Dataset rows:
● ● ● ●
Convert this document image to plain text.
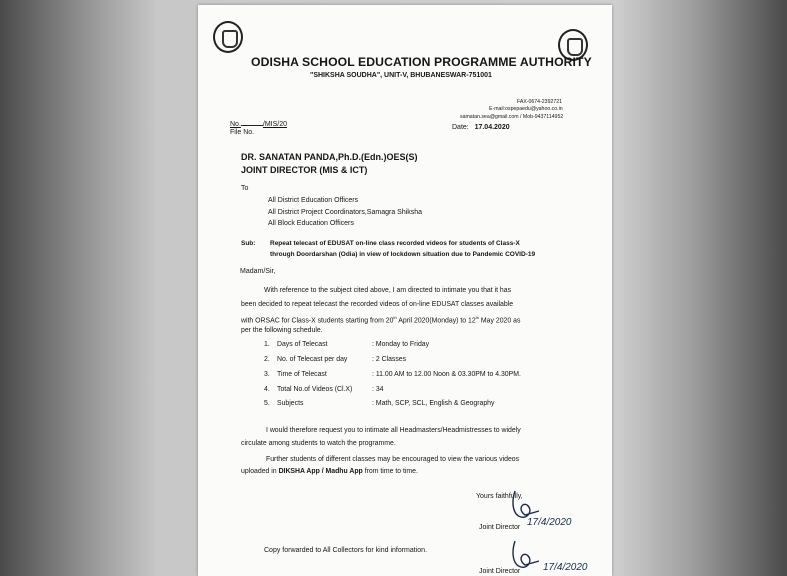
ODISHA SCHOOL EDUCATION PROGRAMME AUTHORITY
"SHIKSHA SOUDHA", UNIT-V, BHUBANESWAR-751001
FAX-0674-2392721
E-mail:ospepaedu@yahoo.co.in
samatan.sea@gmail.com / Mob-9437114952
No.	/MIS/20
File No.
Date: 17.04.2020
DR. SANATAN PANDA,Ph.D.(Edn.)OES(S)
JOINT DIRECTOR (MIS & ICT)
To
All District Education Officers
All District Project Coordinators,Samagra Shiksha
All Block Education Officers
Sub: Repeat telecast of EDUSAT on-line class recorded videos for students of Class-X
through Doordarshan (Odia) in view of lockdown situation due to Pandemic COVID-19
Madam/Sir,
With reference to the subject cited above, I am directed to intimate you that it has
been decided to repeat telecast the recorded videos of on-line EDUSAT classes available
with ORSAC for Class-X students starting from 20th April 2020(Monday) to 12th May 2020 as
per the following schedule.
1. Days of Telecast	: Monday to Friday
2. No. of Telecast per day	: 2 Classes
3. Time of Telecast	: 11.00 AM to 12.00 Noon & 03.30PM to 4.30PM.
4. Total No.of Videos (Cl.X)	: 34
5. Subjects	: Math, SCP, SCL, English & Geography
I would therefore request you to intimate all Headmasters/Headmistresses to widely
circulate among students to watch the programme.
Further students of different classes may be encouraged to view the various videos
uploaded in DIKSHA App / Madhu App from time to time.
Yours faithfully,
Joint Director 17/4/2020
Copy forwarded to All Collectors for kind information.
Joint Director 17/4/2020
● ● ● ●
■ Given instruction: Locate each line containing the string "EDUSAT" and show it.

■ Solved exercise:
Sub: Repeat telecast of EDUSAT on-line class recorded videos for students of Class-X
been decided to repeat telecast the recorded videos of on-line EDUSAT classes available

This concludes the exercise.